[Extracted data entries]
>>>>>
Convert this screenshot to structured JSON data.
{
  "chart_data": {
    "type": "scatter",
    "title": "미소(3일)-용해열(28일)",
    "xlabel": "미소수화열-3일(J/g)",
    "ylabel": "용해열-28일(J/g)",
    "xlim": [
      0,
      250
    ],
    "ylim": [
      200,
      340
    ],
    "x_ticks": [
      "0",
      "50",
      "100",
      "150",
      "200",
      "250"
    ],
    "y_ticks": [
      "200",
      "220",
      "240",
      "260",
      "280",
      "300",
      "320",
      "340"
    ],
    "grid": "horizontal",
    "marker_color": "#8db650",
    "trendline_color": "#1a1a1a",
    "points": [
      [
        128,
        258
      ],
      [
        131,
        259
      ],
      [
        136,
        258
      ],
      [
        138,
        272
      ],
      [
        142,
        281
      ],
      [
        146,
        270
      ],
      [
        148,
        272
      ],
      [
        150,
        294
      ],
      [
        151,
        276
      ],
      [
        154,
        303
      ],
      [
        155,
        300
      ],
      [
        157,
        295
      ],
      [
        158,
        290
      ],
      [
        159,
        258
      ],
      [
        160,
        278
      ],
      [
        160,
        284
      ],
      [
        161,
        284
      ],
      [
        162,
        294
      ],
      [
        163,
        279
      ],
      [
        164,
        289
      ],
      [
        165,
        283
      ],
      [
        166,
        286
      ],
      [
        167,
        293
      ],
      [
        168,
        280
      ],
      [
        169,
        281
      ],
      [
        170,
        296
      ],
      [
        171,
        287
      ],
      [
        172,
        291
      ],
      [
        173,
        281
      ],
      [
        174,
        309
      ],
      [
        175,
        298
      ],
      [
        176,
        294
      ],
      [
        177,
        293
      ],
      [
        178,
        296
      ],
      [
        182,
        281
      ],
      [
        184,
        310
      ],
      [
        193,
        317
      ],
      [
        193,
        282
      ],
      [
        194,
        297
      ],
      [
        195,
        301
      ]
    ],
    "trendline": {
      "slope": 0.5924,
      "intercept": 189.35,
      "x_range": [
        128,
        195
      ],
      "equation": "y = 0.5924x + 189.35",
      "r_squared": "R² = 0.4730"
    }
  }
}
<<<<<
◆ Work to do ◆
Every entry in the listing must be retyped exactly.

◆ Solution to the exercise ◆
Convert this screenshot to structured JSON data.
{
  "chart_data": {
    "type": "scatter",
    "title": "미소(3일)-용해열(28일)",
    "xlabel": "미소수화열-3일(J/g)",
    "ylabel": "용해열-28일(J/g)",
    "xlim": [
      0,
      250
    ],
    "ylim": [
      200,
      340
    ],
    "x_ticks": [
      "0",
      "50",
      "100",
      "150",
      "200",
      "250"
    ],
    "y_ticks": [
      "200",
      "220",
      "240",
      "260",
      "280",
      "300",
      "320",
      "340"
    ],
    "grid": "horizontal",
    "marker_color": "#8db650",
    "trendline_color": "#1a1a1a",
    "points": [
      [
        128,
        258
      ],
      [
        131,
        259
      ],
      [
        136,
        258
      ],
      [
        138,
        272
      ],
      [
        142,
        281
      ],
      [
        146,
        270
      ],
      [
        148,
        272
      ],
      [
        150,
        294
      ],
      [
        151,
        276
      ],
      [
        154,
        303
      ],
      [
        155,
        300
      ],
      [
        157,
        295
      ],
      [
        158,
        290
      ],
      [
        159,
        258
      ],
      [
        160,
        278
      ],
      [
        160,
        284
      ],
      [
        161,
        284
      ],
      [
        162,
        294
      ],
      [
        163,
        279
      ],
      [
        164,
        289
      ],
      [
        165,
        283
      ],
      [
        166,
        286
      ],
      [
        167,
        293
      ],
      [
        168,
        280
      ],
      [
        169,
        281
      ],
      [
        170,
        296
      ],
      [
        171,
        287
      ],
      [
        172,
        291
      ],
      [
        173,
        281
      ],
      [
        174,
        309
      ],
      [
        175,
        298
      ],
      [
        176,
        294
      ],
      [
        177,
        293
      ],
      [
        178,
        296
      ],
      [
        182,
        281
      ],
      [
        184,
        310
      ],
      [
        193,
        317
      ],
      [
        193,
        282
      ],
      [
        194,
        297
      ],
      [
        195,
        301
      ]
    ],
    "trendline": {
      "slope": 0.5924,
      "intercept": 189.35,
      "x_range": [
        128,
        195
      ],
      "equation": "y = 0.5924x + 189.35",
      "r_squared": "R² = 0.4730"
    }
  }
}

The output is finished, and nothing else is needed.